* [Exercise objective]
Copy the data from the line containing "- person-name: МАКАРКИН Василий" through the line containing "- person-name: МАКОВЕЕВ Федор Васильевич,: [534, 644, 771, 678]", inclusive, reproducing each line without any changes.

* [Data for this exercise]
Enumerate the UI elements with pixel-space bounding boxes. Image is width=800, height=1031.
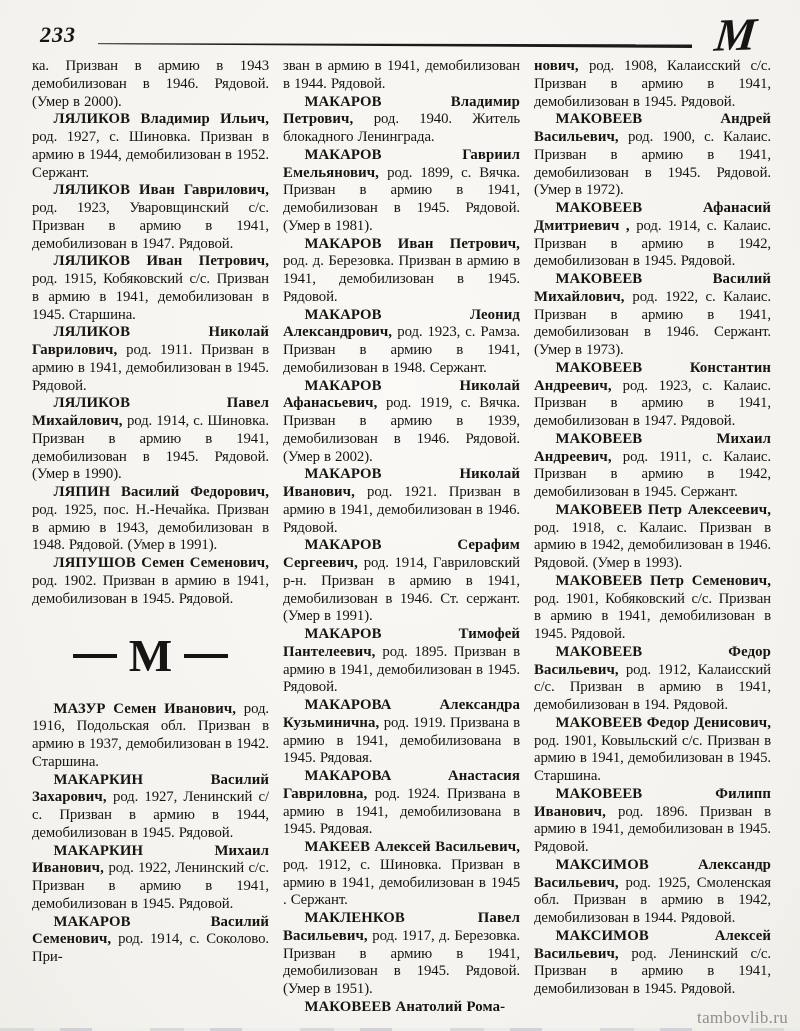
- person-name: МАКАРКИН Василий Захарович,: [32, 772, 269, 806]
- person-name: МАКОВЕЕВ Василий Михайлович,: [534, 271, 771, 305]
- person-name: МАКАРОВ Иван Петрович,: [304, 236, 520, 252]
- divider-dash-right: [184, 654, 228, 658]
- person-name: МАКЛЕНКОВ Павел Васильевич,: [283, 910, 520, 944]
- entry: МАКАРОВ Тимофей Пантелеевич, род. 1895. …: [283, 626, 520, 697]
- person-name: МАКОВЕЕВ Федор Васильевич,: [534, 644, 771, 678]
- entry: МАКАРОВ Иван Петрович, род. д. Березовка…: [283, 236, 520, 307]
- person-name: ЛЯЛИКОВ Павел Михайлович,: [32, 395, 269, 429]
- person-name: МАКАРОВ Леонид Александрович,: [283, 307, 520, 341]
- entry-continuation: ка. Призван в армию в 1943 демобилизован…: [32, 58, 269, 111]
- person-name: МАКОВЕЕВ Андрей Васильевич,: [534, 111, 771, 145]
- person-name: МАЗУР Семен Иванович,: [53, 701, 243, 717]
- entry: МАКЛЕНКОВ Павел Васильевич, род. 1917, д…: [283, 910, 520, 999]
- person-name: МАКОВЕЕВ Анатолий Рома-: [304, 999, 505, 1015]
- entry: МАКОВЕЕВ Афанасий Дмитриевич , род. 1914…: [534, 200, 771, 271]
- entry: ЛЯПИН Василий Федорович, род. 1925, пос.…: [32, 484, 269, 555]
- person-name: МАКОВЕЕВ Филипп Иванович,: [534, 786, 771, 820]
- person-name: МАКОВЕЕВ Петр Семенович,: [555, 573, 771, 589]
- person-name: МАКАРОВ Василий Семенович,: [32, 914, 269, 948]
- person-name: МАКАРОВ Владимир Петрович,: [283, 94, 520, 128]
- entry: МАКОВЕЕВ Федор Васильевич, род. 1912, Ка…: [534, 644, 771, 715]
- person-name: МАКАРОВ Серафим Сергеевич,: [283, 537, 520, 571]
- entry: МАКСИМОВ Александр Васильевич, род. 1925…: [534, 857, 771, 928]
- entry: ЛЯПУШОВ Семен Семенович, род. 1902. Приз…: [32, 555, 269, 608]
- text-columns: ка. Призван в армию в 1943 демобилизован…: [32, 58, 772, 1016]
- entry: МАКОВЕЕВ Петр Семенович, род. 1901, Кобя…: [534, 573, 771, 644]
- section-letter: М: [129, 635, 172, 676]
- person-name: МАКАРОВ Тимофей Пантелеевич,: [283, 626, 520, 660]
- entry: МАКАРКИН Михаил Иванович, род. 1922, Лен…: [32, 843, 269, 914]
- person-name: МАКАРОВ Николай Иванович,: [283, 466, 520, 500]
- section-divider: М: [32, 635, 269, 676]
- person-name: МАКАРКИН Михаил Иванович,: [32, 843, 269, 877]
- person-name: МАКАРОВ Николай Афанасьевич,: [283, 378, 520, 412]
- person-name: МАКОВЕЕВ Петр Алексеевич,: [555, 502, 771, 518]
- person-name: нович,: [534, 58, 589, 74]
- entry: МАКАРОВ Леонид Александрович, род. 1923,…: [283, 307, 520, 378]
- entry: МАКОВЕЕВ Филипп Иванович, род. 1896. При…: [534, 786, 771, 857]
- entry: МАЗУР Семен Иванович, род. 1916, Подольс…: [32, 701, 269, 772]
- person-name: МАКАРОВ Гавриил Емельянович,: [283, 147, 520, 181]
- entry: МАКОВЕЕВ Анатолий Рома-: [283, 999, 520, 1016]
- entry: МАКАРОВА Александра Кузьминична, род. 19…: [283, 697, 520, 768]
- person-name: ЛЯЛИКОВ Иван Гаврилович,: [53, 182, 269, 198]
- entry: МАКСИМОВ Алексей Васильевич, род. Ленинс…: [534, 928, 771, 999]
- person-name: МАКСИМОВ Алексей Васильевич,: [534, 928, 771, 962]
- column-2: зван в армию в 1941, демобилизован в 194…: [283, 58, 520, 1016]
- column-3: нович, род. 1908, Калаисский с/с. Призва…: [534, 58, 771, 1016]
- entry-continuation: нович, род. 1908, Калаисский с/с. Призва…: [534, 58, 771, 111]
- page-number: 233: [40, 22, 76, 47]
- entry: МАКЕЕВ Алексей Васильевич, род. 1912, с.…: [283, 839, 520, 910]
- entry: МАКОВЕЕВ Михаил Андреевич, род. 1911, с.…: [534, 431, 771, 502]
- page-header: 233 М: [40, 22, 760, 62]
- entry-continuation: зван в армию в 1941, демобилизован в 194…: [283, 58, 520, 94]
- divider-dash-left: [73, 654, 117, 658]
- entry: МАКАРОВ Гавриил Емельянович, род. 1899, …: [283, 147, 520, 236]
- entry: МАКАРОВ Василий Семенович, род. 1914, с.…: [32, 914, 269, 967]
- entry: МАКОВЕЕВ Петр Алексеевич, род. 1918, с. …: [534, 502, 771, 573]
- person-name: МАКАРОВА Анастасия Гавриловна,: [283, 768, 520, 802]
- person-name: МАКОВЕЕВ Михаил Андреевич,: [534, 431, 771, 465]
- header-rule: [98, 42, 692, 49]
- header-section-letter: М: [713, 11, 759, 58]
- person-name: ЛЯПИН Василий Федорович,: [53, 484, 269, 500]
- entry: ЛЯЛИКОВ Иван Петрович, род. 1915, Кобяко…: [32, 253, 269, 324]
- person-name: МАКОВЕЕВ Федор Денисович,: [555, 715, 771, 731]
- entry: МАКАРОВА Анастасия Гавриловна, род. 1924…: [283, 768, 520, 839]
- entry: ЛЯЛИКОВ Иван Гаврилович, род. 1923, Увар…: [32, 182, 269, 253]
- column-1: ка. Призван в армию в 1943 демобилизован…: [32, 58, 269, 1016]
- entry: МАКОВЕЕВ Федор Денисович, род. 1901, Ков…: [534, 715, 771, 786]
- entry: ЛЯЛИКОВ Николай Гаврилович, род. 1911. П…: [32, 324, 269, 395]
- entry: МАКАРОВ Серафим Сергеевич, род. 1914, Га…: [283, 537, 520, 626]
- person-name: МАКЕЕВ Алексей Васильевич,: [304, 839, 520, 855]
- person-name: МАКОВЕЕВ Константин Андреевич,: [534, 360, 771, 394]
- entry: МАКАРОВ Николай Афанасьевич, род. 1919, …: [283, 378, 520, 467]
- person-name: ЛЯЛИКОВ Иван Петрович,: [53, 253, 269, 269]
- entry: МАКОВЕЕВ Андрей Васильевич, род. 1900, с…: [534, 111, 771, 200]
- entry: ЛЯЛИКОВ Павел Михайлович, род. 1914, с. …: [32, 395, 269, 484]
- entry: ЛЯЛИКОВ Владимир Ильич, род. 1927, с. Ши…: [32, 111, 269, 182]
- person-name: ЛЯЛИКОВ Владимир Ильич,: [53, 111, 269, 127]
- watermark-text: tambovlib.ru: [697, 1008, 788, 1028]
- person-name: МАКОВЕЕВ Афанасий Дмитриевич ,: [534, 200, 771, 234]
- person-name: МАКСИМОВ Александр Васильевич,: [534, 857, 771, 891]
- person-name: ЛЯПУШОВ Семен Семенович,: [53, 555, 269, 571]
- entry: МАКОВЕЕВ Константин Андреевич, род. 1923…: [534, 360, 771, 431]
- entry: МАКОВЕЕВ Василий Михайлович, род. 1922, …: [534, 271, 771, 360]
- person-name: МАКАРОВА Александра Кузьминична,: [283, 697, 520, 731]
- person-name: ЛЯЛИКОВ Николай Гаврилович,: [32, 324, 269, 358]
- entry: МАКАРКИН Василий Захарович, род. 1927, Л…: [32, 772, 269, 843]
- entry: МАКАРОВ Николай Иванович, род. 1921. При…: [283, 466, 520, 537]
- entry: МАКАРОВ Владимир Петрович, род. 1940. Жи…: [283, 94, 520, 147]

...

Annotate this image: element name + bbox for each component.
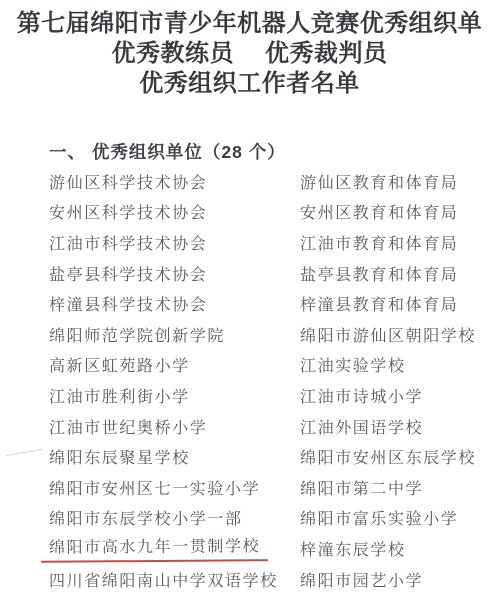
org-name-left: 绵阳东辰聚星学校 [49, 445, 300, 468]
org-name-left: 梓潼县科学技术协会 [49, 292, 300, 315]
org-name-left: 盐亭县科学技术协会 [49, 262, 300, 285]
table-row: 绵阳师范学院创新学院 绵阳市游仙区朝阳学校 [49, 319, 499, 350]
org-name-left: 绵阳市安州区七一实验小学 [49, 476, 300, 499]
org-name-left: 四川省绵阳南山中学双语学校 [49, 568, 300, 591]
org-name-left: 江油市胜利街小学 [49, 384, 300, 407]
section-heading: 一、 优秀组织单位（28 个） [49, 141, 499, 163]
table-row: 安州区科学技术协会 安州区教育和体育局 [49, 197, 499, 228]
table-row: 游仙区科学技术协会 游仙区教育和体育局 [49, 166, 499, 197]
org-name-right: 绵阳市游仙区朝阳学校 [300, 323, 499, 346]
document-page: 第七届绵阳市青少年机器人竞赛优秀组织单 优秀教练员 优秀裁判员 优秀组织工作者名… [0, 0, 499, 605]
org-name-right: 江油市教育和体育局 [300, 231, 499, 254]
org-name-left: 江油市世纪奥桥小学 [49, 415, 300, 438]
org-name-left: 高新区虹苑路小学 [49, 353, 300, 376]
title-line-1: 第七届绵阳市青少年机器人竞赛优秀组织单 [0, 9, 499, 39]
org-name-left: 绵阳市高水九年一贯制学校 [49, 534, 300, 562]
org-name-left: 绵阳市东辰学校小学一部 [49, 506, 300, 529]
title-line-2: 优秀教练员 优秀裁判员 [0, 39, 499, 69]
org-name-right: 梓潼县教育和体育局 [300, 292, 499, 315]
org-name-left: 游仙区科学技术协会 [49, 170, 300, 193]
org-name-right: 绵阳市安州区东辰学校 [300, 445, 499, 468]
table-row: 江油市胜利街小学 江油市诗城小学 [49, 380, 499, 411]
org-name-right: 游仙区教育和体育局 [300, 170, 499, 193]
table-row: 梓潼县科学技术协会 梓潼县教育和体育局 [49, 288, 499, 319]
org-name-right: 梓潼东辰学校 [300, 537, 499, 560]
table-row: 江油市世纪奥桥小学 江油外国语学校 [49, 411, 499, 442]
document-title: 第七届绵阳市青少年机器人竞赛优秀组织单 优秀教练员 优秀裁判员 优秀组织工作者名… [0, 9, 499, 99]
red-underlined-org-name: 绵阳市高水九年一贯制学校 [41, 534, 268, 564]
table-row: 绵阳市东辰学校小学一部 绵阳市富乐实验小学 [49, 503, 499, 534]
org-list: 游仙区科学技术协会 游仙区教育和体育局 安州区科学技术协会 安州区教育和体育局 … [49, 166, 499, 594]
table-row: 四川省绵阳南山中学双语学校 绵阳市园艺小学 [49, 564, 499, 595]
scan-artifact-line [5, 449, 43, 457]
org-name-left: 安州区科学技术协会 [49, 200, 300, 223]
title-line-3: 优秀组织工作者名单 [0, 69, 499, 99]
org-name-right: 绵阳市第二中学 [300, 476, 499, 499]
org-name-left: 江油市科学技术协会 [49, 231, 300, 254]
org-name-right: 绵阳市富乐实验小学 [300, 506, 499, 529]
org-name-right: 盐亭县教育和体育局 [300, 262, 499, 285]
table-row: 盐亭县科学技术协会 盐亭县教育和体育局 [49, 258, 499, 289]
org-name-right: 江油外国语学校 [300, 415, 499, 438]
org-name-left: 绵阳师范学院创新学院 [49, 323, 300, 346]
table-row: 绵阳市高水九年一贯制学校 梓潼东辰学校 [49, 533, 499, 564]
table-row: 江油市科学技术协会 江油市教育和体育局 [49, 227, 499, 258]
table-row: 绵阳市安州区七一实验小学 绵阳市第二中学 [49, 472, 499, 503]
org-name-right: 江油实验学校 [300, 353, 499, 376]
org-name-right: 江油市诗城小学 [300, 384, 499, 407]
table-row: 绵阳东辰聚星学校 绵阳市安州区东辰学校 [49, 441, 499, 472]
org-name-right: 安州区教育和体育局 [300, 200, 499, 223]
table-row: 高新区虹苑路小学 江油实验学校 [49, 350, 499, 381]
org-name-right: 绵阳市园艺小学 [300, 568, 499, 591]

* [Completed exercise]
- person-name: МАКАРКИН Василий Захарович,: [32, 772, 269, 806]
- person-name: МАКОВЕЕВ Василий Михайлович,: [534, 271, 771, 305]
- person-name: МАКАРОВ Иван Петрович,: [304, 236, 520, 252]
- divider-dash-right: [184, 654, 228, 658]
- person-name: МАКЛЕНКОВ Павел Васильевич,: [283, 910, 520, 944]
- entry: МАКАРОВ Тимофей Пантелеевич, род. 1895. …: [283, 626, 520, 697]
- person-name: МАКОВЕЕВ Федор Васильевич,: [534, 644, 771, 678]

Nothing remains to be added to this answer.